Reply only with how many lines contain the word "English".
-- BEGIN GIVEN DATA --
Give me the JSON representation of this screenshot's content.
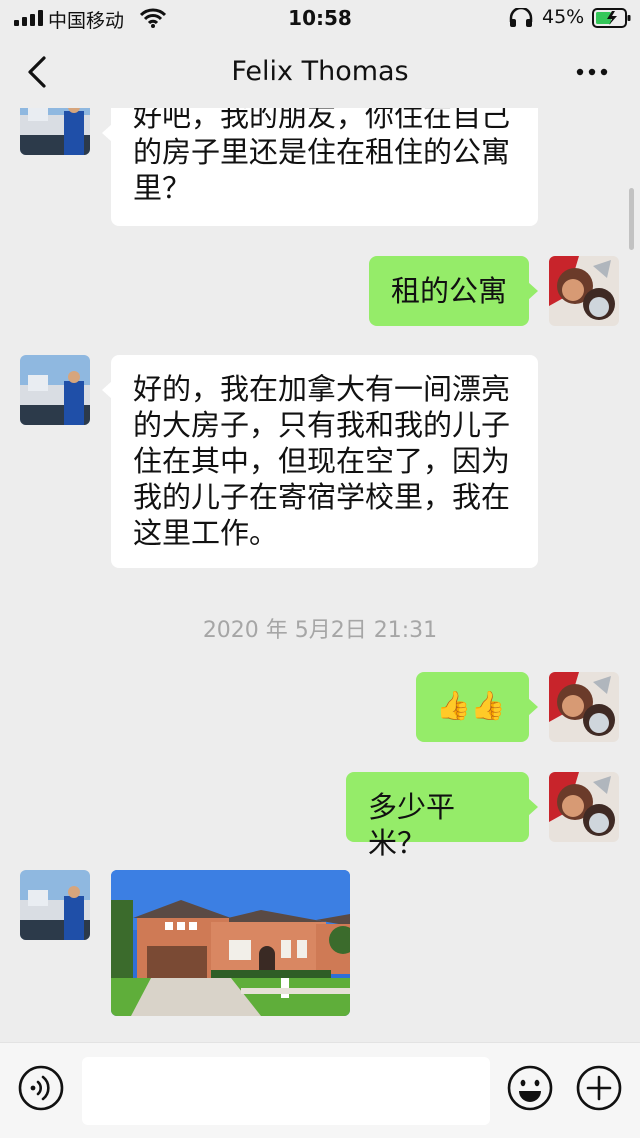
{
  "status_bar": {
    "carrier": "中国移动",
    "time": "10:58",
    "battery": "45%"
  },
  "header": {
    "title": "Felix Thomas"
  },
  "messages": [
    {
      "side": "left",
      "type": "text",
      "text": "好吧，我的朋友，你住在自己\n的房子里还是住在租住的公寓\n里？"
    },
    {
      "side": "right",
      "type": "text",
      "text": "租的公寓"
    },
    {
      "side": "left",
      "type": "text",
      "text": "好的，我在加拿大有一间漂亮\n的大房子，只有我和我的儿子\n住在其中，但现在空了，因为\n我的儿子在寄宿学校里，我在\n这里工作。"
    },
    {
      "type": "timestamp",
      "text": "2020 年 5月2日 21:31"
    },
    {
      "side": "right",
      "type": "text",
      "text": "👍👍"
    },
    {
      "side": "right",
      "type": "text",
      "text": "多少平米？"
    },
    {
      "side": "left",
      "type": "image",
      "image": "house-photo"
    }
  ],
  "input": {
    "value": "",
    "placeholder": ""
  },
  "colors": {
    "background": "#ededed",
    "bubble_sent": "#95ec69",
    "bubble_received": "#ffffff",
    "timestamp": "#a6a6a6"
  },
  "icons": [
    "back-icon",
    "more-icon",
    "voice-icon",
    "emoji-icon",
    "plus-icon",
    "wifi-icon",
    "headset-icon",
    "battery-icon",
    "signal-icon"
  ]
}
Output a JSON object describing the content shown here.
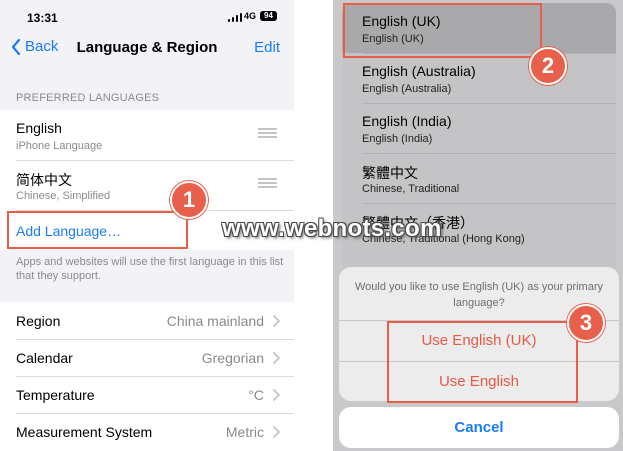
{
  "left": {
    "status_bar": {
      "time": "13:31",
      "network": "4G",
      "battery": "94"
    },
    "nav": {
      "back_label": "Back",
      "title": "Language & Region",
      "edit_label": "Edit"
    },
    "preferred_header": "PREFERRED LANGUAGES",
    "languages": [
      {
        "name": "English",
        "subtitle": "iPhone Language"
      },
      {
        "name": "简体中文",
        "subtitle": "Chinese, Simplified"
      }
    ],
    "add_language": "Add Language…",
    "footer_note": "Apps and websites will use the first language in this list that they support.",
    "settings": [
      {
        "label": "Region",
        "value": "China mainland"
      },
      {
        "label": "Calendar",
        "value": "Gregorian"
      },
      {
        "label": "Temperature",
        "value": "°C"
      },
      {
        "label": "Measurement System",
        "value": "Metric"
      }
    ]
  },
  "right": {
    "language_list": [
      {
        "name": "English (UK)",
        "subtitle": "English (UK)"
      },
      {
        "name": "English (Australia)",
        "subtitle": "English (Australia)"
      },
      {
        "name": "English (India)",
        "subtitle": "English (India)"
      },
      {
        "name": "繁體中文",
        "subtitle": "Chinese, Traditional"
      },
      {
        "name": "繁體中文（香港）",
        "subtitle": "Chinese, Traditional (Hong Kong)"
      }
    ],
    "alert": {
      "message": "Would you like to use English (UK) as your primary language?",
      "option_1": "Use English (UK)",
      "option_2": "Use English"
    },
    "cancel_label": "Cancel"
  },
  "annotations": {
    "step_1": "1",
    "step_2": "2",
    "step_3": "3",
    "accent_color": "#e8604c"
  },
  "watermark": "www.webnots.com"
}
-- END GIVEN DATA --
» RESULT BELOW: 10